DIRECTION: Locate all lines with the word "this" and copy them out.

------------------------------------------------

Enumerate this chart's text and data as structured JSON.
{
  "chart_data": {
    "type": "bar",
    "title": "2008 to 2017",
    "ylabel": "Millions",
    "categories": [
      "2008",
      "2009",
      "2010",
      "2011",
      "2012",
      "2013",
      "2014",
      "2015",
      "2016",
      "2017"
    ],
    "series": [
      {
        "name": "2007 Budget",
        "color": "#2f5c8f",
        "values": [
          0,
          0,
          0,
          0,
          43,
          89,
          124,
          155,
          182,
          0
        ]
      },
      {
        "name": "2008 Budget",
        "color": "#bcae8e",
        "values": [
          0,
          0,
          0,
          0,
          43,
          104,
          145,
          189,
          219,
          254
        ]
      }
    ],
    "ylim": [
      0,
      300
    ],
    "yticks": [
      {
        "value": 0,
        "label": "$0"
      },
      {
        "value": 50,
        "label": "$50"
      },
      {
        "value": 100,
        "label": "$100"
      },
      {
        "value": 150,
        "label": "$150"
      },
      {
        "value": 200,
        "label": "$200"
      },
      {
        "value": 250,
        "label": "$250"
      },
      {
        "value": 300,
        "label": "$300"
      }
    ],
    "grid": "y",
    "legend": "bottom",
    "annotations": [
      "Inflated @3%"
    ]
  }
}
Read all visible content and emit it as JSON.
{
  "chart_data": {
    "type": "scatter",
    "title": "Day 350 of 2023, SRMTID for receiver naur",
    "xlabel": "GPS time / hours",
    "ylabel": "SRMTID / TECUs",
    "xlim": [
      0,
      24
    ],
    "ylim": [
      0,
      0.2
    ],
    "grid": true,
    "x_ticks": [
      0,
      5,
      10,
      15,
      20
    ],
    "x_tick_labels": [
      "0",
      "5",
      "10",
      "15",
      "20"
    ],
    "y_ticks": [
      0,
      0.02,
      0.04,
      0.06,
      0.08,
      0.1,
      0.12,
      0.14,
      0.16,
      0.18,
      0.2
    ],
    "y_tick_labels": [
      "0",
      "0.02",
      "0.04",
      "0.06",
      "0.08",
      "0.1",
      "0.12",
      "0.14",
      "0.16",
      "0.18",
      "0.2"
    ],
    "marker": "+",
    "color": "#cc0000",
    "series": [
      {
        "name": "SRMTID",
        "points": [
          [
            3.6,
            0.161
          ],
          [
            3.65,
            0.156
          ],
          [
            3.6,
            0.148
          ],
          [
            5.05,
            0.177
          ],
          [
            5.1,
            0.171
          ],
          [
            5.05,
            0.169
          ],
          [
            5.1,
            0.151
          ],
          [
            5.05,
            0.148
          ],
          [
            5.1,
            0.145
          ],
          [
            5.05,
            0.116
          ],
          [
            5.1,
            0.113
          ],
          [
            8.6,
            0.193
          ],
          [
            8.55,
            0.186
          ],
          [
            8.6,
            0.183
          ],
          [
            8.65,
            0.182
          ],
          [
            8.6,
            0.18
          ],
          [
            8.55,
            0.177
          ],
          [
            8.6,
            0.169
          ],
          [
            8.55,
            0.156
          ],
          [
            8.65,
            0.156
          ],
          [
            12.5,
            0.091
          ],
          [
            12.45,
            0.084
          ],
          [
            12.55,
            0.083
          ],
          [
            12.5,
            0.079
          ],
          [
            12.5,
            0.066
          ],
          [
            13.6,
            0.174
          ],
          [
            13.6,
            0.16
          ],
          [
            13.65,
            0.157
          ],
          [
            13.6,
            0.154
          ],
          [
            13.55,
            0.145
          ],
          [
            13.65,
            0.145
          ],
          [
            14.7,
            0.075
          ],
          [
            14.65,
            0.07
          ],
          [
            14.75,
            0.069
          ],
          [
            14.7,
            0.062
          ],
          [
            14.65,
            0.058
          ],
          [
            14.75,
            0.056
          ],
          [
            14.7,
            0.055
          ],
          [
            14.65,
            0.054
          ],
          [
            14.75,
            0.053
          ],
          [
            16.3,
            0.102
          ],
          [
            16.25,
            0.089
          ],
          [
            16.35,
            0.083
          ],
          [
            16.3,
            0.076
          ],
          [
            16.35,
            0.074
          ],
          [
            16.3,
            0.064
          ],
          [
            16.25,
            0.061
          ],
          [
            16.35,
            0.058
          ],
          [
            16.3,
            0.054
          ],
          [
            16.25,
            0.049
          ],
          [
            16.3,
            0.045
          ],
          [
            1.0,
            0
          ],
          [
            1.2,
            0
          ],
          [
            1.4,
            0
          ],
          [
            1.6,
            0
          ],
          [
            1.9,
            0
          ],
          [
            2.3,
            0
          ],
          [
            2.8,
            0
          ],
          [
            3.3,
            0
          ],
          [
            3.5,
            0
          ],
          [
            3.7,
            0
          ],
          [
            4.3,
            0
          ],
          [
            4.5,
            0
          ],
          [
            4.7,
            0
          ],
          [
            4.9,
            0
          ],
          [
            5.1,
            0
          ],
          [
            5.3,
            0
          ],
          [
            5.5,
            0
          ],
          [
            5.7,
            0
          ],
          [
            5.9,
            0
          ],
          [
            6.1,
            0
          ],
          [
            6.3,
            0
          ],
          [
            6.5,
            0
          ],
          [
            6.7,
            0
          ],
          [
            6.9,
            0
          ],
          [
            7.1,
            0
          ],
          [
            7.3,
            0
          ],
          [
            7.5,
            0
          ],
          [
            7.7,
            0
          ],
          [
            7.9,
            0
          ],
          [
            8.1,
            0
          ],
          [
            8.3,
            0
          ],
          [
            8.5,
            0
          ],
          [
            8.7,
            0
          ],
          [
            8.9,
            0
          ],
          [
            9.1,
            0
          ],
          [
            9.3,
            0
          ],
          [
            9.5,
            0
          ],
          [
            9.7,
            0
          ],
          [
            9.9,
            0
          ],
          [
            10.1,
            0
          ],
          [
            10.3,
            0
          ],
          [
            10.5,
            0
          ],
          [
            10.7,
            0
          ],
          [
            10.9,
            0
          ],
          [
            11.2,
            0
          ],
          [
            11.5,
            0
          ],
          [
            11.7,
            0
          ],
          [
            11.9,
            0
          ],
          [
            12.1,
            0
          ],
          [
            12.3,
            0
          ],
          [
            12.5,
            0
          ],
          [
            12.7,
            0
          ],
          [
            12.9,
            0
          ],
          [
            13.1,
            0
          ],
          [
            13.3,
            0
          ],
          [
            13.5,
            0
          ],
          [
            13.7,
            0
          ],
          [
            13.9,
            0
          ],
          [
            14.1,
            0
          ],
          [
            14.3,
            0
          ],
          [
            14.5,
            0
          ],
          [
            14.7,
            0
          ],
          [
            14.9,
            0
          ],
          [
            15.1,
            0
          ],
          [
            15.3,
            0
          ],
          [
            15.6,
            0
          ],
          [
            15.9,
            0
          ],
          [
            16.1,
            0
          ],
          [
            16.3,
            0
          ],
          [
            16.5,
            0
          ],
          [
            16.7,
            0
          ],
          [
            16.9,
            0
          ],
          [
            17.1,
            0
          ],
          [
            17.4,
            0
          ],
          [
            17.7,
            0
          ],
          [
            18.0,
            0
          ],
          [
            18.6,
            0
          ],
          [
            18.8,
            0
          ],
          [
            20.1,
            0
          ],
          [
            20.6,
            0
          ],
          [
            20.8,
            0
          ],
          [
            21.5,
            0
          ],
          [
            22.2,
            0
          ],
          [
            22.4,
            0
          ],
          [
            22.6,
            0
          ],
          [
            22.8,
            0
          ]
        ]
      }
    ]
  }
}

------------------------------------------------

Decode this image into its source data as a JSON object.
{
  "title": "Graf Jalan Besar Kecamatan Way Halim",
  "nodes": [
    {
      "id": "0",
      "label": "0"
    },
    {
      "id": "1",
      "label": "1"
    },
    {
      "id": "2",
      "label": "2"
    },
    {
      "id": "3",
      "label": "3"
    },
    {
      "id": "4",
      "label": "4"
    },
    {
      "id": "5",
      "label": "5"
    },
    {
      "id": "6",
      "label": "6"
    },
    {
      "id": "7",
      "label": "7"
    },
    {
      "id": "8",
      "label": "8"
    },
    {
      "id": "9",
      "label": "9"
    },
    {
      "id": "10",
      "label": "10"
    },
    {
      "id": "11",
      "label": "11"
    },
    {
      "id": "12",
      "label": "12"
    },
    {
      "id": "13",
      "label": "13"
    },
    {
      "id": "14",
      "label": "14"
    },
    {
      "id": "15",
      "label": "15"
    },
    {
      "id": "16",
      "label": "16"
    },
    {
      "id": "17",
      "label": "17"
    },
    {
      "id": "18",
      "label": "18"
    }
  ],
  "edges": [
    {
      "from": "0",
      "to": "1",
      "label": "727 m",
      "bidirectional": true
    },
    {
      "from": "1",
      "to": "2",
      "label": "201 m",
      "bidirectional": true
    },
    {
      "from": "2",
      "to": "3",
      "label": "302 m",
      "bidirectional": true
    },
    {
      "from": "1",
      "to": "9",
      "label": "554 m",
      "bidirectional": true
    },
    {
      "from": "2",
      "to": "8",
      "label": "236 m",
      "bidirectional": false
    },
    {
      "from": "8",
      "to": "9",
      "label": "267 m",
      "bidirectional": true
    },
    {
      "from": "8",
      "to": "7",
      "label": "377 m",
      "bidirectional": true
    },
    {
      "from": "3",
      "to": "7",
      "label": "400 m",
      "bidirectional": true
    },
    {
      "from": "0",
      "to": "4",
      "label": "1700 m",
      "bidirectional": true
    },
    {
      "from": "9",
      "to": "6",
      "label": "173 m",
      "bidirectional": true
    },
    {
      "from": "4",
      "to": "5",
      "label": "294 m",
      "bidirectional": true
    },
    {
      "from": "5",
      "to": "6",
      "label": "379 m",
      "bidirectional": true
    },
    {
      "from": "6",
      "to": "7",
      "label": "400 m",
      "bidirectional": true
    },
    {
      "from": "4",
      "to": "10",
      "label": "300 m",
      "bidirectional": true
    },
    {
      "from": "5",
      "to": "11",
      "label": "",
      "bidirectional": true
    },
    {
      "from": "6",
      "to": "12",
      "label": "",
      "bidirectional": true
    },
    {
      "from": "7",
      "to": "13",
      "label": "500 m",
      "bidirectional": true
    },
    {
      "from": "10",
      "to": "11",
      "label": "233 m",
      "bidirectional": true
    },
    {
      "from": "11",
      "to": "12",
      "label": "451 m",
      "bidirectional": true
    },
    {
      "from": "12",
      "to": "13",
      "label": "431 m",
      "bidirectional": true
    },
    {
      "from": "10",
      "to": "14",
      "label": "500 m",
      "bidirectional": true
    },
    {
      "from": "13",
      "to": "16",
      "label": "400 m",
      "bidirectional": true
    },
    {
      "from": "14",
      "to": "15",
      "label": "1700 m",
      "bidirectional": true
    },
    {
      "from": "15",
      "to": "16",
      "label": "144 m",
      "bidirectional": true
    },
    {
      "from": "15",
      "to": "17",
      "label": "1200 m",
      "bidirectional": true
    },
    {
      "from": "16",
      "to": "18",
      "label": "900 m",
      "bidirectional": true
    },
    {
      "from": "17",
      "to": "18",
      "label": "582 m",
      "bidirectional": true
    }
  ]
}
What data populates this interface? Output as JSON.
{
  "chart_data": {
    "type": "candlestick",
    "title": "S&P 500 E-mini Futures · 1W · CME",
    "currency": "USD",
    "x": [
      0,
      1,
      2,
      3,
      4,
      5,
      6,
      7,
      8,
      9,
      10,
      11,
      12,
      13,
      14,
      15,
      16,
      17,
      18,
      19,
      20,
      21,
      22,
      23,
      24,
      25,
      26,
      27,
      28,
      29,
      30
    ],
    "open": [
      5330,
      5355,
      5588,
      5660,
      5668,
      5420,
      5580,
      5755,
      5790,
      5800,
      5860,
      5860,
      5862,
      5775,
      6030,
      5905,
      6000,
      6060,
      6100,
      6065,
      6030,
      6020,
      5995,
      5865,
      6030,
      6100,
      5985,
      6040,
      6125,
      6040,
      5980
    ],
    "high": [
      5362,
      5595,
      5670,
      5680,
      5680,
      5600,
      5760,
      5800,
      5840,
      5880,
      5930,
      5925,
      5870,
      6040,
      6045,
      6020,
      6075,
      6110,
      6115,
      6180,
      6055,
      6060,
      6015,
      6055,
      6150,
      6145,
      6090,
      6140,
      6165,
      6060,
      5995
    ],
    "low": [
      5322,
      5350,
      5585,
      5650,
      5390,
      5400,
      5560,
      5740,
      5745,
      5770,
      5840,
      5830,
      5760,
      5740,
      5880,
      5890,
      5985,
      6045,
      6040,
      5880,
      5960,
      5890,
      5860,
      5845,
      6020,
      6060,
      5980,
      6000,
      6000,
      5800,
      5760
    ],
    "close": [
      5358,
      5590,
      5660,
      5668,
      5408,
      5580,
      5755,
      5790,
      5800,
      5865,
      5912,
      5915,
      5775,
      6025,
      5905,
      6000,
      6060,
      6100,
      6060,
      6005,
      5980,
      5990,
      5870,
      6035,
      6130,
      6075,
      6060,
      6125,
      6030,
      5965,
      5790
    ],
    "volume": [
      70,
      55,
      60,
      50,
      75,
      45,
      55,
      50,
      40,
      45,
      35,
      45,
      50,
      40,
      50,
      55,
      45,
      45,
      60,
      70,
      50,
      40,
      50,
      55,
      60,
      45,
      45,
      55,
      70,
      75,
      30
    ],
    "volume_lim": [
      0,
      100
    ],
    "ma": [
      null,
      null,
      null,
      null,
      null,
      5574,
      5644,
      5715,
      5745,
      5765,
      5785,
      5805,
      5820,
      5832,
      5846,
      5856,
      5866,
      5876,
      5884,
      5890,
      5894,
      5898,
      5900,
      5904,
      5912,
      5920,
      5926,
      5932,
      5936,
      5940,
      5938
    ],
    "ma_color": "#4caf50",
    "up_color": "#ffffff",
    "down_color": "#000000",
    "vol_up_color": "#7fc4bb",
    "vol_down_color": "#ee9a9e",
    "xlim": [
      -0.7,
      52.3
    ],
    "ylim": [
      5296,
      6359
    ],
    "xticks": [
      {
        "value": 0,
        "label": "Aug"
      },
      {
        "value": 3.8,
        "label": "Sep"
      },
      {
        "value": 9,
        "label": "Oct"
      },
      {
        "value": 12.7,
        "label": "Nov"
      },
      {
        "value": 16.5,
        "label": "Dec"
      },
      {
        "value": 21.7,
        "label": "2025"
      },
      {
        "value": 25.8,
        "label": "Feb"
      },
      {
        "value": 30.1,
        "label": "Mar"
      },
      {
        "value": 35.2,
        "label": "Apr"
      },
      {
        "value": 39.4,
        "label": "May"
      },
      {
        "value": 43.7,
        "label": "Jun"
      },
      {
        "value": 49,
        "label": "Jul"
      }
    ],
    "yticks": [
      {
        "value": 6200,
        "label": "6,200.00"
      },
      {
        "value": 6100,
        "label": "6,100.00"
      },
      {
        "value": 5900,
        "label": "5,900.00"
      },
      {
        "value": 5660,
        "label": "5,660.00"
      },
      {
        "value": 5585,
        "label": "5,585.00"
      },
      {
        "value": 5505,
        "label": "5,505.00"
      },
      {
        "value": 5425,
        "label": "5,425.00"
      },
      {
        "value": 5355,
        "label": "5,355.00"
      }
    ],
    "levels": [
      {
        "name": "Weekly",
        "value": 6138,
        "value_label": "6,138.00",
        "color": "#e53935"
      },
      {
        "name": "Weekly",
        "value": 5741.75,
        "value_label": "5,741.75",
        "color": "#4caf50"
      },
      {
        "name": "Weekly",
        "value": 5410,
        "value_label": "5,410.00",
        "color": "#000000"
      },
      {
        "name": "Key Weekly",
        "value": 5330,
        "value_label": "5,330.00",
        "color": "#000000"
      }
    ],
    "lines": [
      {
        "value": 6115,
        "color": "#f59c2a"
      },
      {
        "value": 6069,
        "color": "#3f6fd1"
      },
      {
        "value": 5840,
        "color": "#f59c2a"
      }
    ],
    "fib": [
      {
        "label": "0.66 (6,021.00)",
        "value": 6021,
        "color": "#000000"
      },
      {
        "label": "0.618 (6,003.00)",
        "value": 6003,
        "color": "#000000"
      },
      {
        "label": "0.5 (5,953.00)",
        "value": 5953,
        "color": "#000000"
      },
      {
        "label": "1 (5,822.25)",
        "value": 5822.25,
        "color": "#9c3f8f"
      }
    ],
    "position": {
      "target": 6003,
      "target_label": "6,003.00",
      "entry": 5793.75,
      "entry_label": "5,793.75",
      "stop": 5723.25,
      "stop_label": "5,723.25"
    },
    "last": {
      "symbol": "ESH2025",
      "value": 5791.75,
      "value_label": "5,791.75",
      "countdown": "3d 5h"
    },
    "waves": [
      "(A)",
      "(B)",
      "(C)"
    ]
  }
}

------------------------------------------------

ANSWER IN FULL:
Enumerate this chart's text and data as structured JSON.
Decode this image into its source data as a JSON object.
What data populates this interface? Output as JSON.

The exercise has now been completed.